• SET PROBLEM
All of the data below must be repeated exactly.

• DATA LINES
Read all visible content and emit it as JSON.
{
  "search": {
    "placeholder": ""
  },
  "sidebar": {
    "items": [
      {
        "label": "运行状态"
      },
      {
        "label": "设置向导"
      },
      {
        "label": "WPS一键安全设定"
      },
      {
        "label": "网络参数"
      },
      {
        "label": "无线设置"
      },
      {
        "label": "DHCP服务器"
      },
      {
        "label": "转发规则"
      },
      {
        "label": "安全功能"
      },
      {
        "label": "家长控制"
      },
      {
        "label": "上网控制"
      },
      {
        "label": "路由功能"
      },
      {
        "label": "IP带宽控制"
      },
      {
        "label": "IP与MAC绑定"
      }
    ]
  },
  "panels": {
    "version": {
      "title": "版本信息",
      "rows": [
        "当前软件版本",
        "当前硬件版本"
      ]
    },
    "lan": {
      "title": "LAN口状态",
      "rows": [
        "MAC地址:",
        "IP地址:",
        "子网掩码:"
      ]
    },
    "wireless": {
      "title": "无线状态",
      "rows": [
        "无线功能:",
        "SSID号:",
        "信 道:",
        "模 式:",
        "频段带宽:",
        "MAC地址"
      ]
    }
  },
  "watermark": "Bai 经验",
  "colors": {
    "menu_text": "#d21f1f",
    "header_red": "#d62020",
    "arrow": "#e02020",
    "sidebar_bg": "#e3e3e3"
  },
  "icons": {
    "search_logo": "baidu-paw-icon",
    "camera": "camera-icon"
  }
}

• TASK ANSWER
Read all visible content and emit it as JSON.
{
  "search": {
    "placeholder": ""
  },
  "sidebar": {
    "items": [
      {
        "label": "运行状态"
      },
      {
        "label": "设置向导"
      },
      {
        "label": "WPS一键安全设定"
      },
      {
        "label": "网络参数"
      },
      {
        "label": "无线设置"
      },
      {
        "label": "DHCP服务器"
      },
      {
        "label": "转发规则"
      },
      {
        "label": "安全功能"
      },
      {
        "label": "家长控制"
      },
      {
        "label": "上网控制"
      },
      {
        "label": "路由功能"
      },
      {
        "label": "IP带宽控制"
      },
      {
        "label": "IP与MAC绑定"
      }
    ]
  },
  "panels": {
    "version": {
      "title": "版本信息",
      "rows": [
        "当前软件版本",
        "当前硬件版本"
      ]
    },
    "lan": {
      "title": "LAN口状态",
      "rows": [
        "MAC地址:",
        "IP地址:",
        "子网掩码:"
      ]
    },
    "wireless": {
      "title": "无线状态",
      "rows": [
        "无线功能:",
        "SSID号:",
        "信 道:",
        "模 式:",
        "频段带宽:",
        "MAC地址"
      ]
    }
  },
  "watermark": "Bai 经验",
  "colors": {
    "menu_text": "#d21f1f",
    "header_red": "#d62020",
    "arrow": "#e02020",
    "sidebar_bg": "#e3e3e3"
  },
  "icons": {
    "search_logo": "baidu-paw-icon",
    "camera": "camera-icon"
  }
}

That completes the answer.